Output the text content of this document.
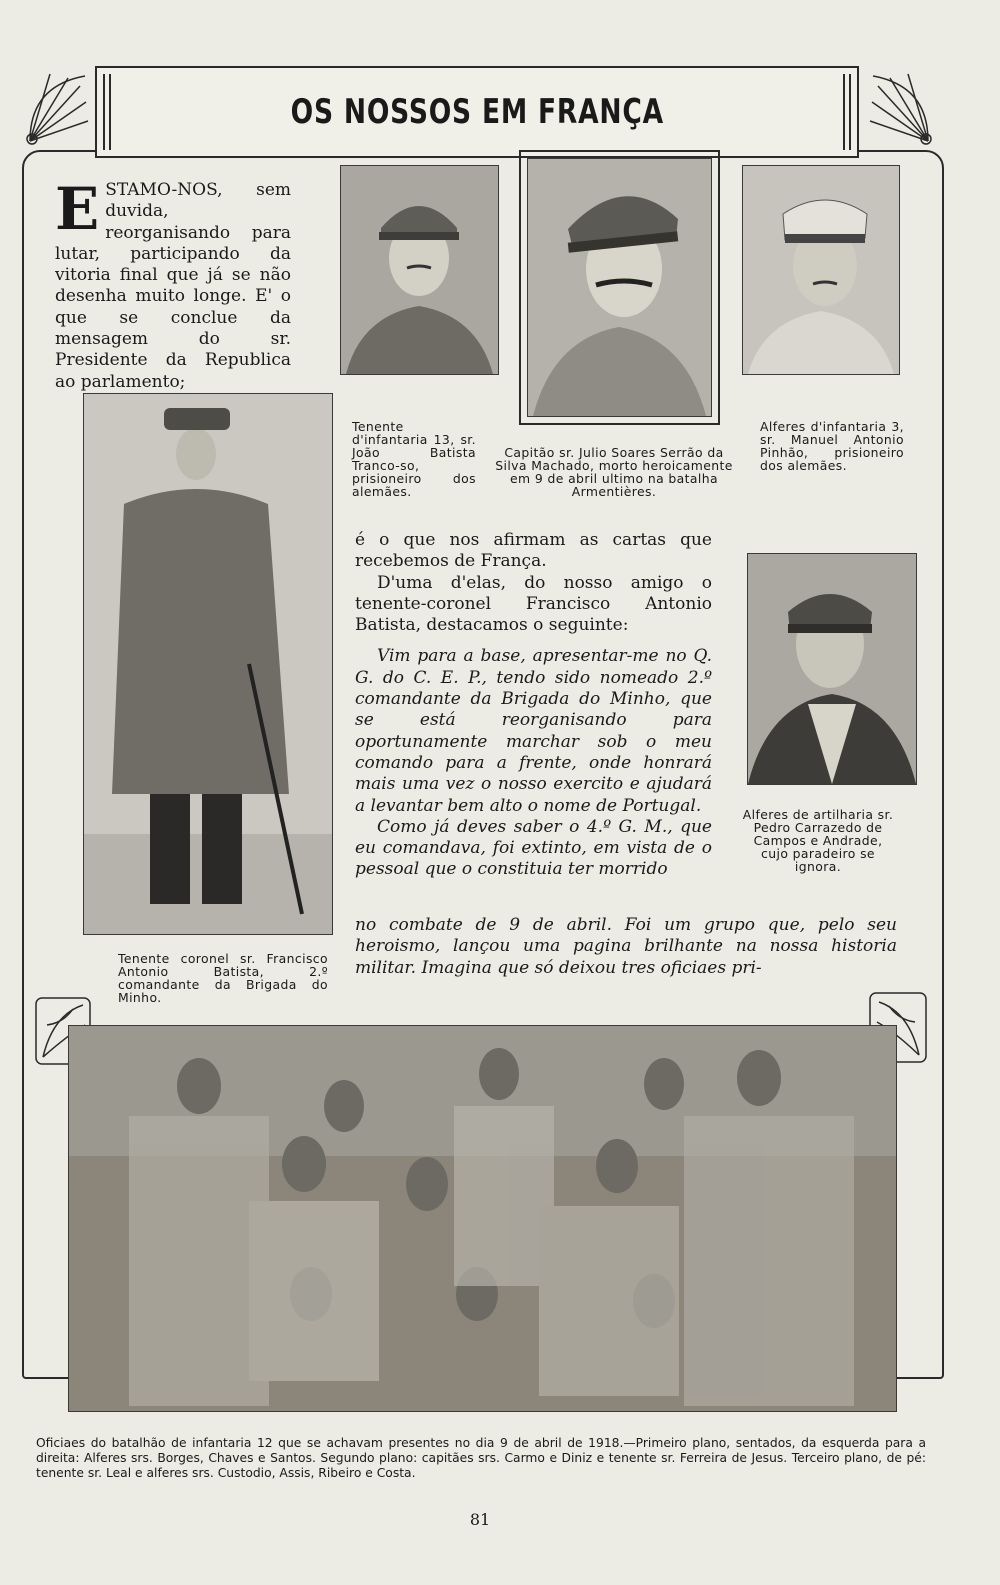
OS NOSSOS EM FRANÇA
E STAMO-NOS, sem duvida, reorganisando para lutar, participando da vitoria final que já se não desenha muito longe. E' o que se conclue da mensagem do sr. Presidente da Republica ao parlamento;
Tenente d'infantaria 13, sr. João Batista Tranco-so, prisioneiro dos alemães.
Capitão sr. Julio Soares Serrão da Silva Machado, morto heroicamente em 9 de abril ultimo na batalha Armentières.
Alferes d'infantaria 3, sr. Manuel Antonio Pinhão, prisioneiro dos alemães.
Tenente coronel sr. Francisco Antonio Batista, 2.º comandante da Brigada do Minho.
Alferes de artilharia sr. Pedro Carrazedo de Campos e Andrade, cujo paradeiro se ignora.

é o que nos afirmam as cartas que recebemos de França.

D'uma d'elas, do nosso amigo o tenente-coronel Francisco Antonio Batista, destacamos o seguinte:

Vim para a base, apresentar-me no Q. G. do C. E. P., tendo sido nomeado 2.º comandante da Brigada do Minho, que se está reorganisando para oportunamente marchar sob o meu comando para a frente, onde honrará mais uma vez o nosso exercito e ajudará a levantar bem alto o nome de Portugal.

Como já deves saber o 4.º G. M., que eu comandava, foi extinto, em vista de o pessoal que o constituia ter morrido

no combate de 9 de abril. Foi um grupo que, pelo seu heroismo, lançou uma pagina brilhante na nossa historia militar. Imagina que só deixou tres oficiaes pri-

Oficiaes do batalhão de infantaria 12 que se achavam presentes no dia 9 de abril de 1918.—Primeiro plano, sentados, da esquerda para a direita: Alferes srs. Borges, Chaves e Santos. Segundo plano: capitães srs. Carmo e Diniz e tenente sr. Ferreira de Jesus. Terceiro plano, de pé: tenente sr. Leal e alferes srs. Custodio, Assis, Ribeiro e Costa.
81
# # # # # # #
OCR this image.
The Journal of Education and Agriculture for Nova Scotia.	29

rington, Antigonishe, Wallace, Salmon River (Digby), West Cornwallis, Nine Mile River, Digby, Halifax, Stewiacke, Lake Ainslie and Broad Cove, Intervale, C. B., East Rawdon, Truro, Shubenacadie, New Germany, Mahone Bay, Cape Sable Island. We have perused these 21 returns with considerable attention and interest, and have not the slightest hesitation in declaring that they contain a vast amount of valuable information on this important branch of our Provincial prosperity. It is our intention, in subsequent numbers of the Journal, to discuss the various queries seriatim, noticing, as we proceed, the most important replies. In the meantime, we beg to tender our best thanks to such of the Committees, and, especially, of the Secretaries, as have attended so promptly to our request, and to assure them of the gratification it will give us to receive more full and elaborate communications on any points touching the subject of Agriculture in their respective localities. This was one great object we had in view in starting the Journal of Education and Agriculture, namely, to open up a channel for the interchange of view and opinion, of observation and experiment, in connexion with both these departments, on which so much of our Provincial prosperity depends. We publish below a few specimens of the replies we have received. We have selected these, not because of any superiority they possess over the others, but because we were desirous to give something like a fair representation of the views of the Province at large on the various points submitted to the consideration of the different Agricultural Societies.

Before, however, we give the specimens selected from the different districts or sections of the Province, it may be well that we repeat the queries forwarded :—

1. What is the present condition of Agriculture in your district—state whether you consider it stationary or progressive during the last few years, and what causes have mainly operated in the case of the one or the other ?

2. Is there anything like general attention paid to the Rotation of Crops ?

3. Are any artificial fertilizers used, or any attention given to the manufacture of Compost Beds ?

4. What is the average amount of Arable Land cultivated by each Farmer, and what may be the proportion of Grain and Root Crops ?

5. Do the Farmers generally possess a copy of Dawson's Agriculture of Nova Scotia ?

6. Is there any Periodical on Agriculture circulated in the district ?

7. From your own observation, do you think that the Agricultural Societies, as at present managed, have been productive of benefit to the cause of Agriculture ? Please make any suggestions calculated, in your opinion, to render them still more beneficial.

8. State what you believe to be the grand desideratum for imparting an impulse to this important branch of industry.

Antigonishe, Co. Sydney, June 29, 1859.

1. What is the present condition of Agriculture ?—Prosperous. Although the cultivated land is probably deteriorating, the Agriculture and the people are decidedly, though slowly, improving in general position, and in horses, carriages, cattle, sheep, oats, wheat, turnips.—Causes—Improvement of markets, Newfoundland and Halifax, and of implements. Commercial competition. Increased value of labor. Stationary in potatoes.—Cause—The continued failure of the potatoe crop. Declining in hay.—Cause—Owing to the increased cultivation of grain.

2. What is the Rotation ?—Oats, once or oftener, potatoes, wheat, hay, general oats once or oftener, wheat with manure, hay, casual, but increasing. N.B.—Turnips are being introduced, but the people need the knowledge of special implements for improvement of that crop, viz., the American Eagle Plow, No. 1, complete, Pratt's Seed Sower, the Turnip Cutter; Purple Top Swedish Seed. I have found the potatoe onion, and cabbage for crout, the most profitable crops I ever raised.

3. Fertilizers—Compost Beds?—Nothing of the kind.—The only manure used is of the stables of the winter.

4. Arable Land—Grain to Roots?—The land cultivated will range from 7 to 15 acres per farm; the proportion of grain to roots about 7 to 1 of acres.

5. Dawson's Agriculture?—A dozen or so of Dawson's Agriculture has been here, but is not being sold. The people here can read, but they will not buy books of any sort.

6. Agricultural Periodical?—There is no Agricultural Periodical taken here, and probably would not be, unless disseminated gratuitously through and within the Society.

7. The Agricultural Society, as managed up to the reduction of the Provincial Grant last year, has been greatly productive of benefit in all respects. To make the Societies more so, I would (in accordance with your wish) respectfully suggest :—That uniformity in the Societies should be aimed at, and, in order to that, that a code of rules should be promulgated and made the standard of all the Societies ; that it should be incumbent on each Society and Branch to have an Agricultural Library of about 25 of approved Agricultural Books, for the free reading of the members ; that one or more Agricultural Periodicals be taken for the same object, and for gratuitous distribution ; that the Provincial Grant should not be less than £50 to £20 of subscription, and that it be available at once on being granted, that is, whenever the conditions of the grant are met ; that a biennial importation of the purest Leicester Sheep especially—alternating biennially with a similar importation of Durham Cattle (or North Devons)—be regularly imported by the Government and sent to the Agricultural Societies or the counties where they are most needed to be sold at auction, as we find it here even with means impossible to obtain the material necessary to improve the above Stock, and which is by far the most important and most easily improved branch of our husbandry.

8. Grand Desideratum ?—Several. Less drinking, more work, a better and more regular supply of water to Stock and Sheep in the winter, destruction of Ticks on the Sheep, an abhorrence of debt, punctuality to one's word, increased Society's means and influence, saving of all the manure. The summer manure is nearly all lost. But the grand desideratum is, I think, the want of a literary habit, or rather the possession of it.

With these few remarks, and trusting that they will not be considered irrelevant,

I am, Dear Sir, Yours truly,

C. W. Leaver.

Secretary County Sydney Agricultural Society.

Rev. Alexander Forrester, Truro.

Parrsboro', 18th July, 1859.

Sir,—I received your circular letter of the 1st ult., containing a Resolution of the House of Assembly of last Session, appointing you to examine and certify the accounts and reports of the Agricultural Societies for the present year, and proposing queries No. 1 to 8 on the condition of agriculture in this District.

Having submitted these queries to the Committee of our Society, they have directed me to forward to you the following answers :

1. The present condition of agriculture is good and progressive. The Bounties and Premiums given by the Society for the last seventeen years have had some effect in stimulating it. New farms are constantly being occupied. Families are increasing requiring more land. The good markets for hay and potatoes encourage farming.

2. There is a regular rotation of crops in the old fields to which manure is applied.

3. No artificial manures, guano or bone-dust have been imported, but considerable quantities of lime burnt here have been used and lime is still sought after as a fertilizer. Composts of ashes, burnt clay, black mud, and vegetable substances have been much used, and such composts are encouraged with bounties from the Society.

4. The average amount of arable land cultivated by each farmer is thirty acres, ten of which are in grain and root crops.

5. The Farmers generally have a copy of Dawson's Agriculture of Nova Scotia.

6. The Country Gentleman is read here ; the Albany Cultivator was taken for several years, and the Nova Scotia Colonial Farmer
# # # # # # #
WORK REQUIRED: Which lines hold the word "Farmers"? Show each one.

COMPLETED TASK:
5. Do the Farmers generally possess a copy of Dawson's Agriculture of Nova Scotia ?
5. The Farmers generally have a copy of Dawson's Agriculture of Nova Scotia.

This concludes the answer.